> WHAT IS NEEDED
Write out the data again in full, exactly as it reads.

> ENTRIES PROVIDED
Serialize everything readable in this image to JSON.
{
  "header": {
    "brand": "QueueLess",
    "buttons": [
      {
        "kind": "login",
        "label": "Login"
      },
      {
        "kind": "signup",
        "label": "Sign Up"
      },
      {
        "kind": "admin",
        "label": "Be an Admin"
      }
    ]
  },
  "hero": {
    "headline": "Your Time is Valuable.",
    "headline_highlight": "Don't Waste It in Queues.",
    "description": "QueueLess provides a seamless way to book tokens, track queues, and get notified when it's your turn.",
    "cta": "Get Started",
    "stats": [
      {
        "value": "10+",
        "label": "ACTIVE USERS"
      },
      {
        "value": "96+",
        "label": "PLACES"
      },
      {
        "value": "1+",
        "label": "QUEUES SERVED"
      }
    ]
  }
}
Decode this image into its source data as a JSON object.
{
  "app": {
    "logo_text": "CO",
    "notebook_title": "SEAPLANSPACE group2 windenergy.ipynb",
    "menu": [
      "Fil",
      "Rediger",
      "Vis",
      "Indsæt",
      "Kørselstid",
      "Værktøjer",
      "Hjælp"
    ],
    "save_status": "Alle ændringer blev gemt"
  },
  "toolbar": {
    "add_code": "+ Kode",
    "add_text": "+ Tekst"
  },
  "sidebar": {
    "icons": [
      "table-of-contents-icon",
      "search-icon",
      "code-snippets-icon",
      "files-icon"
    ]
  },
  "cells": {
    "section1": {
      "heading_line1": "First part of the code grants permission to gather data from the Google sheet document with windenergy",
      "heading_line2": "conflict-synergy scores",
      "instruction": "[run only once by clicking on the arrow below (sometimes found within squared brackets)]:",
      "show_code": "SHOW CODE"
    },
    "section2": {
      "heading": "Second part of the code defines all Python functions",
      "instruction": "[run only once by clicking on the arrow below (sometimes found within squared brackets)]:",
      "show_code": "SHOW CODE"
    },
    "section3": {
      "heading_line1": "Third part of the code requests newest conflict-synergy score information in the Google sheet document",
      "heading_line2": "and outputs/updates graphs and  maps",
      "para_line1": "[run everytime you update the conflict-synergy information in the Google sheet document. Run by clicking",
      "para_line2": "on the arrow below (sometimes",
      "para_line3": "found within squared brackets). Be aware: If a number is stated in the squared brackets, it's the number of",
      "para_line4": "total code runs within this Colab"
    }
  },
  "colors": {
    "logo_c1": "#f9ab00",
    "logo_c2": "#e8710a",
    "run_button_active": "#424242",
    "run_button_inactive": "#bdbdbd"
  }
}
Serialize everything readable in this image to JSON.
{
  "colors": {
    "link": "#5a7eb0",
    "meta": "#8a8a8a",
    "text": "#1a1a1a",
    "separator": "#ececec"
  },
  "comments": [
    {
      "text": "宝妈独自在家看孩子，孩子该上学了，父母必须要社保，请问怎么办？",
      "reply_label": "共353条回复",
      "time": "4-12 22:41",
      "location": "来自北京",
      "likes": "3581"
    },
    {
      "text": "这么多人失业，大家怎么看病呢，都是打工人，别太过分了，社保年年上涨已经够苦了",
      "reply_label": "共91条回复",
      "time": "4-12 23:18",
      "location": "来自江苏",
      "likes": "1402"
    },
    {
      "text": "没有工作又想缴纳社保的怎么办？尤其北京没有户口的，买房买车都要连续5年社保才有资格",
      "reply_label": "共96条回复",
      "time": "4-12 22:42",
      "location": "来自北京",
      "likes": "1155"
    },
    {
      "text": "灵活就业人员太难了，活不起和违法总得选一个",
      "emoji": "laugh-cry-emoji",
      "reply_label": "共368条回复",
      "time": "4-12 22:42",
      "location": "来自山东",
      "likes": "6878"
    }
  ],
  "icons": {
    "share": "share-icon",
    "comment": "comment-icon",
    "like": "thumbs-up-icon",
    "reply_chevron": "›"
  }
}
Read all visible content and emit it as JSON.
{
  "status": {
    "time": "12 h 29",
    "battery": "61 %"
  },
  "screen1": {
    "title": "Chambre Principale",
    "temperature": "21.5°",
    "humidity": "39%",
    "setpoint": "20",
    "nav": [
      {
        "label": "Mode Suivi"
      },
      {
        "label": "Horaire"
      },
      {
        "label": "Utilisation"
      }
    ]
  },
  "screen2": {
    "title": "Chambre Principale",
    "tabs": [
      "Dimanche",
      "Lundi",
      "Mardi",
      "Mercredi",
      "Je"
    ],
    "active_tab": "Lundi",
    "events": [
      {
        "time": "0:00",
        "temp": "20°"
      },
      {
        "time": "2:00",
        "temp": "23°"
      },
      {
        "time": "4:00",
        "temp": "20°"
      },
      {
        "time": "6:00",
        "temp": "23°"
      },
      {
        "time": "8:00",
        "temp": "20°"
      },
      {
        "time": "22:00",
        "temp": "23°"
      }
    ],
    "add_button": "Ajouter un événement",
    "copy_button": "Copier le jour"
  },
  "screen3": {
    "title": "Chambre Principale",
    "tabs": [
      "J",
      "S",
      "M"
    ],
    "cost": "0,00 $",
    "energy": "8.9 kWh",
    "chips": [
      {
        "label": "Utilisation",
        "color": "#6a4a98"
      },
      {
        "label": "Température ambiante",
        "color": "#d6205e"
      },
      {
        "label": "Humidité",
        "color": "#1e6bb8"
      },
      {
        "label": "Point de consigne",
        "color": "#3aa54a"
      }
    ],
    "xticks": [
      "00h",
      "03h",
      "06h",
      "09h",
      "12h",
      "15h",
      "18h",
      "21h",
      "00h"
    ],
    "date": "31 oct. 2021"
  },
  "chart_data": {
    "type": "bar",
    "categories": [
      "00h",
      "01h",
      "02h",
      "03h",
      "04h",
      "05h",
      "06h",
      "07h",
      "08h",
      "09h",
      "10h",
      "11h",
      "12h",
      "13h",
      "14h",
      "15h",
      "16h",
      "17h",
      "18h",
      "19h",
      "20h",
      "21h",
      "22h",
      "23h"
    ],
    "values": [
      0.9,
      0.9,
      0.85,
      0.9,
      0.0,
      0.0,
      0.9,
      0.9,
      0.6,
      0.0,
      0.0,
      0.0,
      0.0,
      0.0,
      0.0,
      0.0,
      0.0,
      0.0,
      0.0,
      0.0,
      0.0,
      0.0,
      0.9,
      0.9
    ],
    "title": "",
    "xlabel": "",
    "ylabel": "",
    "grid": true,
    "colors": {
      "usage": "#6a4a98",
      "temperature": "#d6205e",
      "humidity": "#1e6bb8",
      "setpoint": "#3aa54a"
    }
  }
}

> ANSWER TO THIS TASK
Serialize everything readable in this image to JSON.
{
  "header": {
    "brand": "QueueLess",
    "buttons": [
      {
        "kind": "login",
        "label": "Login"
      },
      {
        "kind": "signup",
        "label": "Sign Up"
      },
      {
        "kind": "admin",
        "label": "Be an Admin"
      }
    ]
  },
  "hero": {
    "headline": "Your Time is Valuable.",
    "headline_highlight": "Don't Waste It in Queues.",
    "description": "QueueLess provides a seamless way to book tokens, track queues, and get notified when it's your turn.",
    "cta": "Get Started",
    "stats": [
      {
        "value": "10+",
        "label": "ACTIVE USERS"
      },
      {
        "value": "96+",
        "label": "PLACES"
      },
      {
        "value": "1+",
        "label": "QUEUES SERVED"
      }
    ]
  }
}
Decode this image into its source data as a JSON object.
{
  "app": {
    "logo_text": "CO",
    "notebook_title": "SEAPLANSPACE group2 windenergy.ipynb",
    "menu": [
      "Fil",
      "Rediger",
      "Vis",
      "Indsæt",
      "Kørselstid",
      "Værktøjer",
      "Hjælp"
    ],
    "save_status": "Alle ændringer blev gemt"
  },
  "toolbar": {
    "add_code": "+ Kode",
    "add_text": "+ Tekst"
  },
  "sidebar": {
    "icons": [
      "table-of-contents-icon",
      "search-icon",
      "code-snippets-icon",
      "files-icon"
    ]
  },
  "cells": {
    "section1": {
      "heading_line1": "First part of the code grants permission to gather data from the Google sheet document with windenergy",
      "heading_line2": "conflict-synergy scores",
      "instruction": "[run only once by clicking on the arrow below (sometimes found within squared brackets)]:",
      "show_code": "SHOW CODE"
    },
    "section2": {
      "heading": "Second part of the code defines all Python functions",
      "instruction": "[run only once by clicking on the arrow below (sometimes found within squared brackets)]:",
      "show_code": "SHOW CODE"
    },
    "section3": {
      "heading_line1": "Third part of the code requests newest conflict-synergy score information in the Google sheet document",
      "heading_line2": "and outputs/updates graphs and  maps",
      "para_line1": "[run everytime you update the conflict-synergy information in the Google sheet document. Run by clicking",
      "para_line2": "on the arrow below (sometimes",
      "para_line3": "found within squared brackets). Be aware: If a number is stated in the squared brackets, it's the number of",
      "para_line4": "total code runs within this Colab"
    }
  },
  "colors": {
    "logo_c1": "#f9ab00",
    "logo_c2": "#e8710a",
    "run_button_active": "#424242",
    "run_button_inactive": "#bdbdbd"
  }
}
Serialize everything readable in this image to JSON.
{
  "colors": {
    "link": "#5a7eb0",
    "meta": "#8a8a8a",
    "text": "#1a1a1a",
    "separator": "#ececec"
  },
  "comments": [
    {
      "text": "宝妈独自在家看孩子，孩子该上学了，父母必须要社保，请问怎么办？",
      "reply_label": "共353条回复",
      "time": "4-12 22:41",
      "location": "来自北京",
      "likes": "3581"
    },
    {
      "text": "这么多人失业，大家怎么看病呢，都是打工人，别太过分了，社保年年上涨已经够苦了",
      "reply_label": "共91条回复",
      "time": "4-12 23:18",
      "location": "来自江苏",
      "likes": "1402"
    },
    {
      "text": "没有工作又想缴纳社保的怎么办？尤其北京没有户口的，买房买车都要连续5年社保才有资格",
      "reply_label": "共96条回复",
      "time": "4-12 22:42",
      "location": "来自北京",
      "likes": "1155"
    },
    {
      "text": "灵活就业人员太难了，活不起和违法总得选一个",
      "emoji": "laugh-cry-emoji",
      "reply_label": "共368条回复",
      "time": "4-12 22:42",
      "location": "来自山东",
      "likes": "6878"
    }
  ],
  "icons": {
    "share": "share-icon",
    "comment": "comment-icon",
    "like": "thumbs-up-icon",
    "reply_chevron": "›"
  }
}
Read all visible content and emit it as JSON.
{
  "status": {
    "time": "12 h 29",
    "battery": "61 %"
  },
  "screen1": {
    "title": "Chambre Principale",
    "temperature": "21.5°",
    "humidity": "39%",
    "setpoint": "20",
    "nav": [
      {
        "label": "Mode Suivi"
      },
      {
        "label": "Horaire"
      },
      {
        "label": "Utilisation"
      }
    ]
  },
  "screen2": {
    "title": "Chambre Principale",
    "tabs": [
      "Dimanche",
      "Lundi",
      "Mardi",
      "Mercredi",
      "Je"
    ],
    "active_tab": "Lundi",
    "events": [
      {
        "time": "0:00",
        "temp": "20°"
      },
      {
        "time": "2:00",
        "temp": "23°"
      },
      {
        "time": "4:00",
        "temp": "20°"
      },
      {
        "time": "6:00",
        "temp": "23°"
      },
      {
        "time": "8:00",
        "temp": "20°"
      },
      {
        "time": "22:00",
        "temp": "23°"
      }
    ],
    "add_button": "Ajouter un événement",
    "copy_button": "Copier le jour"
  },
  "screen3": {
    "title": "Chambre Principale",
    "tabs": [
      "J",
      "S",
      "M"
    ],
    "cost": "0,00 $",
    "energy": "8.9 kWh",
    "chips": [
      {
        "label": "Utilisation",
        "color": "#6a4a98"
      },
      {
        "label": "Température ambiante",
        "color": "#d6205e"
      },
      {
        "label": "Humidité",
        "color": "#1e6bb8"
      },
      {
        "label": "Point de consigne",
        "color": "#3aa54a"
      }
    ],
    "xticks": [
      "00h",
      "03h",
      "06h",
      "09h",
      "12h",
      "15h",
      "18h",
      "21h",
      "00h"
    ],
    "date": "31 oct. 2021"
  },
  "chart_data": {
    "type": "bar",
    "categories": [
      "00h",
      "01h",
      "02h",
      "03h",
      "04h",
      "05h",
      "06h",
      "07h",
      "08h",
      "09h",
      "10h",
      "11h",
      "12h",
      "13h",
      "14h",
      "15h",
      "16h",
      "17h",
      "18h",
      "19h",
      "20h",
      "21h",
      "22h",
      "23h"
    ],
    "values": [
      0.9,
      0.9,
      0.85,
      0.9,
      0.0,
      0.0,
      0.9,
      0.9,
      0.6,
      0.0,
      0.0,
      0.0,
      0.0,
      0.0,
      0.0,
      0.0,
      0.0,
      0.0,
      0.0,
      0.0,
      0.0,
      0.0,
      0.9,
      0.9
    ],
    "title": "",
    "xlabel": "",
    "ylabel": "",
    "grid": true,
    "colors": {
      "usage": "#6a4a98",
      "temperature": "#d6205e",
      "humidity": "#1e6bb8",
      "setpoint": "#3aa54a"
    }
  }
}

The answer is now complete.